§ CHALLENGE:
Quote every line of the material beneath this one.

§ DATA PROVIDED:
-=-=-

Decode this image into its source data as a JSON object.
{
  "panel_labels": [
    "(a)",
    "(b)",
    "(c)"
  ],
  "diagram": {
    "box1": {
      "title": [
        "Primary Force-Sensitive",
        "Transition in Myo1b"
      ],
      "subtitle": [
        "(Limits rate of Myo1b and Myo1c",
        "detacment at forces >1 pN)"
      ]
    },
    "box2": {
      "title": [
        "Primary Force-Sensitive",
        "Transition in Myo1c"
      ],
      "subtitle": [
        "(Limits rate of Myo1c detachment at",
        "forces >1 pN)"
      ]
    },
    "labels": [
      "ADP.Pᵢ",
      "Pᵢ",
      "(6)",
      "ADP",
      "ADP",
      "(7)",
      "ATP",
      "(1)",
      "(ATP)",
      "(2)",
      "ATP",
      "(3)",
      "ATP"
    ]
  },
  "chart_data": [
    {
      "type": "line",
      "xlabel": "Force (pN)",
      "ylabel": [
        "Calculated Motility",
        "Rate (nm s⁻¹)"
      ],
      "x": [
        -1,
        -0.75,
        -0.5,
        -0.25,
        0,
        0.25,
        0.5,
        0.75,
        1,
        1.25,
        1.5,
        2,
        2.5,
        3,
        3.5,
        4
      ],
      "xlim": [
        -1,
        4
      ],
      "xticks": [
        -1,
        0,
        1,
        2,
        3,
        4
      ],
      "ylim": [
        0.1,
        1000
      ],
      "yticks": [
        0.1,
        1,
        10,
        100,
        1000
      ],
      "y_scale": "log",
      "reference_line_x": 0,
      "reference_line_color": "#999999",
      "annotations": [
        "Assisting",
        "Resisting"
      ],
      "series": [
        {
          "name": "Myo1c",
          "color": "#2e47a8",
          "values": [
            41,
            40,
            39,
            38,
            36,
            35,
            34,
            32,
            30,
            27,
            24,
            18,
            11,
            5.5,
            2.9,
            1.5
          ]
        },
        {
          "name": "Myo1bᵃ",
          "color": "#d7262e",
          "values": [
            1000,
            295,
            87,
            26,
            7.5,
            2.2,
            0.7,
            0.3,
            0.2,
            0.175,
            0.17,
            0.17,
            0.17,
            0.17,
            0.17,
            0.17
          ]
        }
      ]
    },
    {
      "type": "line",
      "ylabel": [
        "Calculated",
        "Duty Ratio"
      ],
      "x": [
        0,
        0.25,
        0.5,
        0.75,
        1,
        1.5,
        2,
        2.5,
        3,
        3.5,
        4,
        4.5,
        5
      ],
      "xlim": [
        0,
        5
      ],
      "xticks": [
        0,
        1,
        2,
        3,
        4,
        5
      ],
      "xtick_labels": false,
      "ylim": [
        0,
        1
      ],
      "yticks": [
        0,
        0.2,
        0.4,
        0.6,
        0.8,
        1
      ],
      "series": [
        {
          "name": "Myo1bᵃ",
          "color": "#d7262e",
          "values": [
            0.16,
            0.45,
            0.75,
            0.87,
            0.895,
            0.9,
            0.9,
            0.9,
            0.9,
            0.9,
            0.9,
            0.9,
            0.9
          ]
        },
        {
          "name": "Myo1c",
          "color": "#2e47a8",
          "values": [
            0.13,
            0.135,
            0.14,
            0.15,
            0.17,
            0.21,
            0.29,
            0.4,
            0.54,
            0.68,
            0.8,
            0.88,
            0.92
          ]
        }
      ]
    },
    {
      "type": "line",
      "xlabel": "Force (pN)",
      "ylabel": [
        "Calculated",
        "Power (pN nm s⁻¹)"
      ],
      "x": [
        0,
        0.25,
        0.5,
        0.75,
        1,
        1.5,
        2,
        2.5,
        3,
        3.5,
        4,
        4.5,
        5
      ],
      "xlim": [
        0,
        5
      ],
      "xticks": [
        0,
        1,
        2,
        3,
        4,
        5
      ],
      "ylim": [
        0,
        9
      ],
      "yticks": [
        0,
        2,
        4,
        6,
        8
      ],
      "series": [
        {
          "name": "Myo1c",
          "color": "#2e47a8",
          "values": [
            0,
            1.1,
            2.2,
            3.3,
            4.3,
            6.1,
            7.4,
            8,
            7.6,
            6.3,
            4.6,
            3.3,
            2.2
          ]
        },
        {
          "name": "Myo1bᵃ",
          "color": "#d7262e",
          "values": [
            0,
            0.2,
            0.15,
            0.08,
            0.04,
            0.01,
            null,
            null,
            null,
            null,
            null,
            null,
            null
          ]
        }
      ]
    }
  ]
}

-=-=-

§ SOLUTION TO THE PROBLEM:
Decode this image into its source data as a JSON object.
{
  "panel_labels": [
    "(a)",
    "(b)",
    "(c)"
  ],
  "diagram": {
    "box1": {
      "title": [
        "Primary Force-Sensitive",
        "Transition in Myo1b"
      ],
      "subtitle": [
        "(Limits rate of Myo1b and Myo1c",
        "detacment at forces >1 pN)"
      ]
    },
    "box2": {
      "title": [
        "Primary Force-Sensitive",
        "Transition in Myo1c"
      ],
      "subtitle": [
        "(Limits rate of Myo1c detachment at",
        "forces >1 pN)"
      ]
    },
    "labels": [
      "ADP.Pᵢ",
      "Pᵢ",
      "(6)",
      "ADP",
      "ADP",
      "(7)",
      "ATP",
      "(1)",
      "(ATP)",
      "(2)",
      "ATP",
      "(3)",
      "ATP"
    ]
  },
  "chart_data": [
    {
      "type": "line",
      "xlabel": "Force (pN)",
      "ylabel": [
        "Calculated Motility",
        "Rate (nm s⁻¹)"
      ],
      "x": [
        -1,
        -0.75,
        -0.5,
        -0.25,
        0,
        0.25,
        0.5,
        0.75,
        1,
        1.25,
        1.5,
        2,
        2.5,
        3,
        3.5,
        4
      ],
      "xlim": [
        -1,
        4
      ],
      "xticks": [
        -1,
        0,
        1,
        2,
        3,
        4
      ],
      "ylim": [
        0.1,
        1000
      ],
      "yticks": [
        0.1,
        1,
        10,
        100,
        1000
      ],
      "y_scale": "log",
      "reference_line_x": 0,
      "reference_line_color": "#999999",
      "annotations": [
        "Assisting",
        "Resisting"
      ],
      "series": [
        {
          "name": "Myo1c",
          "color": "#2e47a8",
          "values": [
            41,
            40,
            39,
            38,
            36,
            35,
            34,
            32,
            30,
            27,
            24,
            18,
            11,
            5.5,
            2.9,
            1.5
          ]
        },
        {
          "name": "Myo1bᵃ",
          "color": "#d7262e",
          "values": [
            1000,
            295,
            87,
            26,
            7.5,
            2.2,
            0.7,
            0.3,
            0.2,
            0.175,
            0.17,
            0.17,
            0.17,
            0.17,
            0.17,
            0.17
          ]
        }
      ]
    },
    {
      "type": "line",
      "ylabel": [
        "Calculated",
        "Duty Ratio"
      ],
      "x": [
        0,
        0.25,
        0.5,
        0.75,
        1,
        1.5,
        2,
        2.5,
        3,
        3.5,
        4,
        4.5,
        5
      ],
      "xlim": [
        0,
        5
      ],
      "xticks": [
        0,
        1,
        2,
        3,
        4,
        5
      ],
      "xtick_labels": false,
      "ylim": [
        0,
        1
      ],
      "yticks": [
        0,
        0.2,
        0.4,
        0.6,
        0.8,
        1
      ],
      "series": [
        {
          "name": "Myo1bᵃ",
          "color": "#d7262e",
          "values": [
            0.16,
            0.45,
            0.75,
            0.87,
            0.895,
            0.9,
            0.9,
            0.9,
            0.9,
            0.9,
            0.9,
            0.9,
            0.9
          ]
        },
        {
          "name": "Myo1c",
          "color": "#2e47a8",
          "values": [
            0.13,
            0.135,
            0.14,
            0.15,
            0.17,
            0.21,
            0.29,
            0.4,
            0.54,
            0.68,
            0.8,
            0.88,
            0.92
          ]
        }
      ]
    },
    {
      "type": "line",
      "xlabel": "Force (pN)",
      "ylabel": [
        "Calculated",
        "Power (pN nm s⁻¹)"
      ],
      "x": [
        0,
        0.25,
        0.5,
        0.75,
        1,
        1.5,
        2,
        2.5,
        3,
        3.5,
        4,
        4.5,
        5
      ],
      "xlim": [
        0,
        5
      ],
      "xticks": [
        0,
        1,
        2,
        3,
        4,
        5
      ],
      "ylim": [
        0,
        9
      ],
      "yticks": [
        0,
        2,
        4,
        6,
        8
      ],
      "series": [
        {
          "name": "Myo1c",
          "color": "#2e47a8",
          "values": [
            0,
            1.1,
            2.2,
            3.3,
            4.3,
            6.1,
            7.4,
            8,
            7.6,
            6.3,
            4.6,
            3.3,
            2.2
          ]
        },
        {
          "name": "Myo1bᵃ",
          "color": "#d7262e",
          "values": [
            0,
            0.2,
            0.15,
            0.08,
            0.04,
            0.01,
            null,
            null,
            null,
            null,
            null,
            null,
            null
          ]
        }
      ]
    }
  ]
}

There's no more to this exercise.